_Work required:_ Pick out the lines below that contain the string "dans" and copy them all.

[Records from a data collection]
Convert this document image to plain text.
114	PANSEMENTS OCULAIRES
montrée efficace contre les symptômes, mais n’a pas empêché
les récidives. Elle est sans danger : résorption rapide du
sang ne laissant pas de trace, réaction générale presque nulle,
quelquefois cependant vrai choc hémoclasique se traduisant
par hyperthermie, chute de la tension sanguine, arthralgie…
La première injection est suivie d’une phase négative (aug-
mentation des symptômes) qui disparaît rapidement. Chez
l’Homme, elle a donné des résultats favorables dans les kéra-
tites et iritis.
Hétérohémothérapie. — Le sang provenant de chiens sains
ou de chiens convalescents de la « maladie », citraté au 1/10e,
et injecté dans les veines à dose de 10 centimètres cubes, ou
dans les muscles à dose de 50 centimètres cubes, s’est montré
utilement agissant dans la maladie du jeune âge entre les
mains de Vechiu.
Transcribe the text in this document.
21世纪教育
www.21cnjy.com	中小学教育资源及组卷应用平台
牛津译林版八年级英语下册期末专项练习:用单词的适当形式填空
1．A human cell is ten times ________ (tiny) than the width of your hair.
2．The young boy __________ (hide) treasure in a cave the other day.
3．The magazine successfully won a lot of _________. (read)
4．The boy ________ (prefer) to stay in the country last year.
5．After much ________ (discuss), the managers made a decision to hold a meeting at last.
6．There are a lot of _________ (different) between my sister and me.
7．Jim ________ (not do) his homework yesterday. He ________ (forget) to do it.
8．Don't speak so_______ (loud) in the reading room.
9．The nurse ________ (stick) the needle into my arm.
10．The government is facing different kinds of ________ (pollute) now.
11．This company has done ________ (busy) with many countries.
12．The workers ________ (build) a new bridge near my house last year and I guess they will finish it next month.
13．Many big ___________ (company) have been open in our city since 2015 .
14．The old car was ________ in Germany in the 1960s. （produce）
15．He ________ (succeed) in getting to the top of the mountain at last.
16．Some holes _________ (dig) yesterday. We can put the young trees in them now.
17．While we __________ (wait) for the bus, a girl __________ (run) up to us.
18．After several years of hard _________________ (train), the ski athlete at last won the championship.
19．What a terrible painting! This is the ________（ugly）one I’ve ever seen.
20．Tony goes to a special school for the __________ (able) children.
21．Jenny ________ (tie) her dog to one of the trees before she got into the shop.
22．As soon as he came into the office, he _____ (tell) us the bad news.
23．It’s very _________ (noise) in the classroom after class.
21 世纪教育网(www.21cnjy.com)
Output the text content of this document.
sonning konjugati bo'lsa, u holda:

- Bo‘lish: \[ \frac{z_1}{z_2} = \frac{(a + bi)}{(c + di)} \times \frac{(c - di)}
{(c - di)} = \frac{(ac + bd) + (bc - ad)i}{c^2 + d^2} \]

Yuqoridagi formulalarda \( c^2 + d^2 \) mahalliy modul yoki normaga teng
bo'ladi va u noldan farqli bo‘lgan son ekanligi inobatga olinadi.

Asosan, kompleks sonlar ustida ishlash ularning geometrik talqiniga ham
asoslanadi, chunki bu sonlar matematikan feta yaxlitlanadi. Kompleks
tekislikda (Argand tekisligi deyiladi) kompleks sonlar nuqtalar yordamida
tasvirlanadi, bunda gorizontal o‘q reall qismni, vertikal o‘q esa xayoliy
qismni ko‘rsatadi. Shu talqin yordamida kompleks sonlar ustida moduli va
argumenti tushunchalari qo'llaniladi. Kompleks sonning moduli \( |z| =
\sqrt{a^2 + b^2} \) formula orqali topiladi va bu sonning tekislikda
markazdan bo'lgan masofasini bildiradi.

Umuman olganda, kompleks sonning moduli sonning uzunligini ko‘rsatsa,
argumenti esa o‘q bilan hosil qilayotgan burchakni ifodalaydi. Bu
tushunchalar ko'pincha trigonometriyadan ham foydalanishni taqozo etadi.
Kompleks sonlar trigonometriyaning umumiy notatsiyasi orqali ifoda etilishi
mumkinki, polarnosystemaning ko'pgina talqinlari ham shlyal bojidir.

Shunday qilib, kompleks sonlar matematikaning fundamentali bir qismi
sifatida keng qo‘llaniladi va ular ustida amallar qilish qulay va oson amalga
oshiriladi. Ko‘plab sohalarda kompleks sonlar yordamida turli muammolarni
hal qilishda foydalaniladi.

_Result of this task:_
l’Homme, elle a donné des résultats favorables dans les kéra-
et injecté dans les veines à dose de 10 centimètres cubes, ou
dans les muscles à dose de 50 centimètres cubes, s’est montré
utilement agissant dans la maladie du jeune âge entre les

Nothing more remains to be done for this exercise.